## ENTRIES SUPPLIED
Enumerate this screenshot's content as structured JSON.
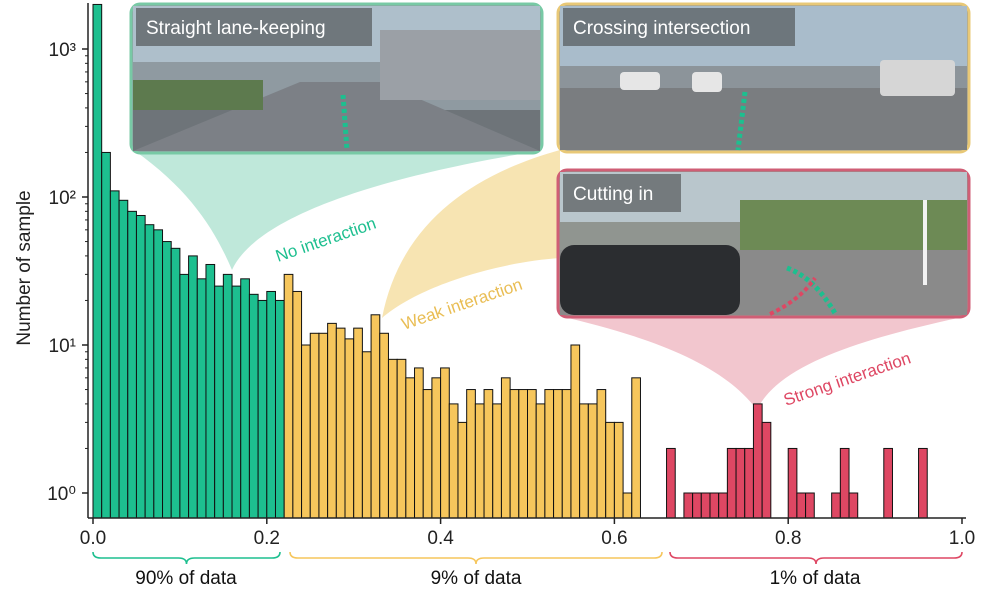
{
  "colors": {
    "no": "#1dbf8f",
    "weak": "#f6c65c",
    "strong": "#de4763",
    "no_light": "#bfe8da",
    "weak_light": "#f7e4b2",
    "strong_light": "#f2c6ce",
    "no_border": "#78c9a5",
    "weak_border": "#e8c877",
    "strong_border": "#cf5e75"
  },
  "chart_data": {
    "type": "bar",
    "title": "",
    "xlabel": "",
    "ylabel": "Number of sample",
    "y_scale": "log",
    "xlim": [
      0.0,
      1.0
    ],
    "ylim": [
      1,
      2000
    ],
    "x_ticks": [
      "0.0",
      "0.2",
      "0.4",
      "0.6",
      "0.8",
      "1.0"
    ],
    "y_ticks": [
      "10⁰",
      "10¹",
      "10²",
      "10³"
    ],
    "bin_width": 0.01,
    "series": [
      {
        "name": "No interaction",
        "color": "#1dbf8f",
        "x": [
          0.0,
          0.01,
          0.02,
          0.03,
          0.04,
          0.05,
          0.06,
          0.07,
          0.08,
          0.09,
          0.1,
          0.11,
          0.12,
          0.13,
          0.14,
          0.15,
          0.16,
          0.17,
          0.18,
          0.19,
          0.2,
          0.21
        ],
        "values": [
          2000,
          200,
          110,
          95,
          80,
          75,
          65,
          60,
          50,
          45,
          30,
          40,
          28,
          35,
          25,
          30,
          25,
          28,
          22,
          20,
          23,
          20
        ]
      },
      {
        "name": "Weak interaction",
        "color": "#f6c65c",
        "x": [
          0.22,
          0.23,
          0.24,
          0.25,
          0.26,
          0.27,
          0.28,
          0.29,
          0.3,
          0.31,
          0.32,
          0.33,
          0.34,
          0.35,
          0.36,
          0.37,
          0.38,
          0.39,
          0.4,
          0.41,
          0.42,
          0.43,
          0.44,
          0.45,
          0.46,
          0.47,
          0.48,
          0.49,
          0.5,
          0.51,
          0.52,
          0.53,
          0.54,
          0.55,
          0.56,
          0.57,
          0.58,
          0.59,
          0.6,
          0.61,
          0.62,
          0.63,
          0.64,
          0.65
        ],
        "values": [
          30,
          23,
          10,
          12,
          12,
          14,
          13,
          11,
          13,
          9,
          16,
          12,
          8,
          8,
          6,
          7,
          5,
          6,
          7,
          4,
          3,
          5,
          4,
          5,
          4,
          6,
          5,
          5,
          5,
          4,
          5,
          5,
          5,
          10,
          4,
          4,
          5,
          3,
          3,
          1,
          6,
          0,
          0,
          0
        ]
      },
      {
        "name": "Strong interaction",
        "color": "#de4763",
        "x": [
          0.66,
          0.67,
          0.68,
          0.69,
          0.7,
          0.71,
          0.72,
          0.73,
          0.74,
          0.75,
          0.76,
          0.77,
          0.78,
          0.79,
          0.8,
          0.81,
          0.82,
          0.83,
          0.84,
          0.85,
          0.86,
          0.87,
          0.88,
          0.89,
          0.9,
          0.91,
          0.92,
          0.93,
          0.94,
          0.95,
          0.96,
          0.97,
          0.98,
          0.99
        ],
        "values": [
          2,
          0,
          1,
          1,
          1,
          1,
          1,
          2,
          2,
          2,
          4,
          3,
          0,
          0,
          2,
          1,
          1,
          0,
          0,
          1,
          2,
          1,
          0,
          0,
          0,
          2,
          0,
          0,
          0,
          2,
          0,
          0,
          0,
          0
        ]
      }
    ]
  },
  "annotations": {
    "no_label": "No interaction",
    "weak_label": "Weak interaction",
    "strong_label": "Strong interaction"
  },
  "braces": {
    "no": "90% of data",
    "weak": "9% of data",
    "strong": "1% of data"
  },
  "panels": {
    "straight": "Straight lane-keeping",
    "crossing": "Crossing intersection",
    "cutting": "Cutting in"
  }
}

## PROMPT
Filter the data for the string "name" and copy every line that has it.

## EXPECTED ANSWER
        "name": "No interaction",
        "name": "Weak interaction",
        "name": "Strong interaction",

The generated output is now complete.